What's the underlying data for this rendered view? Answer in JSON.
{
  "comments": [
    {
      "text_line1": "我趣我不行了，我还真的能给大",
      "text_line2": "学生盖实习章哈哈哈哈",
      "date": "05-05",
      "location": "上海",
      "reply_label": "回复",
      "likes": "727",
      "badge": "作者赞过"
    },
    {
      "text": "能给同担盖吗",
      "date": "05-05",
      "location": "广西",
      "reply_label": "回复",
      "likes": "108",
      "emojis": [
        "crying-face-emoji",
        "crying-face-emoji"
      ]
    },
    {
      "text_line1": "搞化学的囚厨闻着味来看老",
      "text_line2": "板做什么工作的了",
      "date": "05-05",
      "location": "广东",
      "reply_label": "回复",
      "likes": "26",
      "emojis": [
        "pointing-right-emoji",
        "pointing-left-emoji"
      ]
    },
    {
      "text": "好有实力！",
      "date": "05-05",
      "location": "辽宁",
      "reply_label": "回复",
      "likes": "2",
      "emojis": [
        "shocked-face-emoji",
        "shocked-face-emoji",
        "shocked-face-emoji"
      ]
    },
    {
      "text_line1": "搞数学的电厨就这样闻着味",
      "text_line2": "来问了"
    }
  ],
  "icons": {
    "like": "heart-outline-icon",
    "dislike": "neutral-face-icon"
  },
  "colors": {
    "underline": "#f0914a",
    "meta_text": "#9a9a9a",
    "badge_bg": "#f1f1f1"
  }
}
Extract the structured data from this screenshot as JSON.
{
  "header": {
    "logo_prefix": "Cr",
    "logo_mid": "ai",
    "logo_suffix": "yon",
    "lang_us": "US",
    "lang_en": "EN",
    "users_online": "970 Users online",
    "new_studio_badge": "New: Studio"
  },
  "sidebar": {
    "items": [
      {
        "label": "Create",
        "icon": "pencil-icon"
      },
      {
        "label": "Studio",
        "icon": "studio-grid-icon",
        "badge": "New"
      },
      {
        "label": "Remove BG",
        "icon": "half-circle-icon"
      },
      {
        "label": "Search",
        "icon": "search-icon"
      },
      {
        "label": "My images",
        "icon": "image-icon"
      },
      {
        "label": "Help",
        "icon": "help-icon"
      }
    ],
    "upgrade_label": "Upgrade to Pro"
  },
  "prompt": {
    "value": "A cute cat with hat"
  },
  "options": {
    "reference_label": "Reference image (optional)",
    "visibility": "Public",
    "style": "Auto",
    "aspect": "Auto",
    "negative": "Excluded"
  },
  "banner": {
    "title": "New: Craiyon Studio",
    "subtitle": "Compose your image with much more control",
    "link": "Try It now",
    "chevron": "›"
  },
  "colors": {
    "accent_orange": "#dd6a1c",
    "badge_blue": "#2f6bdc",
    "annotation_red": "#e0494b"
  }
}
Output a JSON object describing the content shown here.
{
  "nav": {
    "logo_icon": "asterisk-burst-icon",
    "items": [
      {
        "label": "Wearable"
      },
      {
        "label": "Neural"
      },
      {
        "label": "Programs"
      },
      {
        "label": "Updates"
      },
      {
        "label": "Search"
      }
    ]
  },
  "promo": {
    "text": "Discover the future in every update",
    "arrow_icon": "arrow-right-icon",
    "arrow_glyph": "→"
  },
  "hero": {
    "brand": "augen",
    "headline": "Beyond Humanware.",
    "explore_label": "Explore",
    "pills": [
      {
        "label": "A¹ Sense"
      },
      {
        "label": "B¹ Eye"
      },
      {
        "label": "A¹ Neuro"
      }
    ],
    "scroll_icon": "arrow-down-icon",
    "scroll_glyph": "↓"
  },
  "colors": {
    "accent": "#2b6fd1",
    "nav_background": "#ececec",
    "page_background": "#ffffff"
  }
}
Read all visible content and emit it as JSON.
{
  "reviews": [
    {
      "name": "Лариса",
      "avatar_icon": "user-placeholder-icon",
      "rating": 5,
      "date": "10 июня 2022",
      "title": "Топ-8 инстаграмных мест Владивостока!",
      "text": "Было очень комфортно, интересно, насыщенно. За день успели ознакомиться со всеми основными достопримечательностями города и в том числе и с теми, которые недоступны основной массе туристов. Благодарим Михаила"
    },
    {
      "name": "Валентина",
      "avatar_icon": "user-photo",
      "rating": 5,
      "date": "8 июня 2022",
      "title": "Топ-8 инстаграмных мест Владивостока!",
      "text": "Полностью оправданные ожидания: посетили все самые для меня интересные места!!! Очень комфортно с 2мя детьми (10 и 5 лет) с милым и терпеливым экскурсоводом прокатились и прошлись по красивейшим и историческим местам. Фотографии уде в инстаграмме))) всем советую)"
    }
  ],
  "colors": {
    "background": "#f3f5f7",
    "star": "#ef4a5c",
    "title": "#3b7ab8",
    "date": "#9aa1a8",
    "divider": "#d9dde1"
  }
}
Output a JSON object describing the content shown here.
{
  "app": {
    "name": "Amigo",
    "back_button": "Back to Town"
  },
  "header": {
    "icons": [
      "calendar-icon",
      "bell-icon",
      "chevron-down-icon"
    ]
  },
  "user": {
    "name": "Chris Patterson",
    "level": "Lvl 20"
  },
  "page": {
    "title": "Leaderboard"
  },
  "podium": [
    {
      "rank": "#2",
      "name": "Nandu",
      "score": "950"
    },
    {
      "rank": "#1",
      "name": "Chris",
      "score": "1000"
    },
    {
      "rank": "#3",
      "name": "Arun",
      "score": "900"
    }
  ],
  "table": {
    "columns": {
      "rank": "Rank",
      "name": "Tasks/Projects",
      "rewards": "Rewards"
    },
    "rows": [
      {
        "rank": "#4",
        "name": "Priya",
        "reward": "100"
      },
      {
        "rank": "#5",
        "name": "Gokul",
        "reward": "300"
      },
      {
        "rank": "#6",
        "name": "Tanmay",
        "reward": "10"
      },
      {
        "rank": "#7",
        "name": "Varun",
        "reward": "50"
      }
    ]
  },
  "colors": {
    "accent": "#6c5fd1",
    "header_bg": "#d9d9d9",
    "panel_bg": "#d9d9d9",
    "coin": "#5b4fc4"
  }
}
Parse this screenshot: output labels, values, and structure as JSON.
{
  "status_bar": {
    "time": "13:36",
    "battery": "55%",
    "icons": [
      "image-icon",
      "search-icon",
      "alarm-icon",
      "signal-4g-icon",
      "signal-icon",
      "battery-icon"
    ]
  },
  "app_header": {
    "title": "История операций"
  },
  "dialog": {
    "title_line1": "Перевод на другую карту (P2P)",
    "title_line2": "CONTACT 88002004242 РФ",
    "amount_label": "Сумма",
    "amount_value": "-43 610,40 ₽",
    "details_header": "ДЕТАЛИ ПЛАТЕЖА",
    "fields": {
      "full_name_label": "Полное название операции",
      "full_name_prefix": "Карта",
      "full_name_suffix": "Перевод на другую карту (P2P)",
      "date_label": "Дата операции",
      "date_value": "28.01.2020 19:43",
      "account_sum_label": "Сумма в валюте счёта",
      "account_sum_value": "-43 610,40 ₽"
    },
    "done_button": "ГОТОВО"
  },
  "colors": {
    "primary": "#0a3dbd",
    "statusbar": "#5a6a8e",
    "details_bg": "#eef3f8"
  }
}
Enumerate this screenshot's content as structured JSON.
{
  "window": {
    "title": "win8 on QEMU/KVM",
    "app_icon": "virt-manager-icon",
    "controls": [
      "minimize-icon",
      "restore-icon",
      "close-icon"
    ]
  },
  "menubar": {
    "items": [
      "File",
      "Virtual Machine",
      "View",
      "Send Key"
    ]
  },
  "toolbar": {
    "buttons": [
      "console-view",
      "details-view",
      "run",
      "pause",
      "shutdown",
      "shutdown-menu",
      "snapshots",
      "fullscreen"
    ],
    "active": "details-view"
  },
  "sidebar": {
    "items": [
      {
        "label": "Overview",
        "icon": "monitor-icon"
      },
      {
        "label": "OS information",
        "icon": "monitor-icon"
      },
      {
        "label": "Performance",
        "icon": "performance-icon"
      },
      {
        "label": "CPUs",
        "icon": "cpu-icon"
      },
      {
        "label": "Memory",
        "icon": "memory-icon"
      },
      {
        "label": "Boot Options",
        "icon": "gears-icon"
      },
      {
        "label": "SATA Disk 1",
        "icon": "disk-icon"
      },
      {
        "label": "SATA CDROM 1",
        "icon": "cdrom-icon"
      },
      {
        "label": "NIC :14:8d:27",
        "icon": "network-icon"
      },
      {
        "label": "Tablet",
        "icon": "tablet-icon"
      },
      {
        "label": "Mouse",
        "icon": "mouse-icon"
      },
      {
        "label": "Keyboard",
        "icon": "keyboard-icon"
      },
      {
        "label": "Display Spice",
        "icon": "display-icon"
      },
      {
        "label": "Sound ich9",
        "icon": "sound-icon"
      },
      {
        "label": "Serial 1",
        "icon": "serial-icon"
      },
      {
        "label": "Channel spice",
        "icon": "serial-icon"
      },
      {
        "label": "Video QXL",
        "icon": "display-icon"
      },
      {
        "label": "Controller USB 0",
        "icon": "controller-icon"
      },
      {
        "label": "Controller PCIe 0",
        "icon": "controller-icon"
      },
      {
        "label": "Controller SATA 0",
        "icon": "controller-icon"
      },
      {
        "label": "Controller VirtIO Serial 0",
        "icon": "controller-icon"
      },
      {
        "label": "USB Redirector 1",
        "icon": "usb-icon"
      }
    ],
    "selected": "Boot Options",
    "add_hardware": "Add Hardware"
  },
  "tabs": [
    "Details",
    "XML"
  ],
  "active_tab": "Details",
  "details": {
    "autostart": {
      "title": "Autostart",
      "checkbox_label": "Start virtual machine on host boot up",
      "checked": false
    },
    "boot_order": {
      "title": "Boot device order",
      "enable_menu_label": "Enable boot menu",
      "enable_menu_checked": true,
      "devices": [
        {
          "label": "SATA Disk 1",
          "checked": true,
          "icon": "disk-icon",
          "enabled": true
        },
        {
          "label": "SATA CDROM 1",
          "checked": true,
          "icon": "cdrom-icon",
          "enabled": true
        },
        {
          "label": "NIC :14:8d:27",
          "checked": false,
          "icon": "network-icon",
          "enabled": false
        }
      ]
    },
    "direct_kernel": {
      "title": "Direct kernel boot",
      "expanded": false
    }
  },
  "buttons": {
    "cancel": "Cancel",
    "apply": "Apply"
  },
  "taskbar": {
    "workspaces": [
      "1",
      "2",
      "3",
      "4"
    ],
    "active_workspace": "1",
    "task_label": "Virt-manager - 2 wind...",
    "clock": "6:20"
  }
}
-------------------------
▶ _Task objective_:
Check every line of the records above for the string "screenshot" and say how many contain it, giving the number alone.

▶ _The result_:
3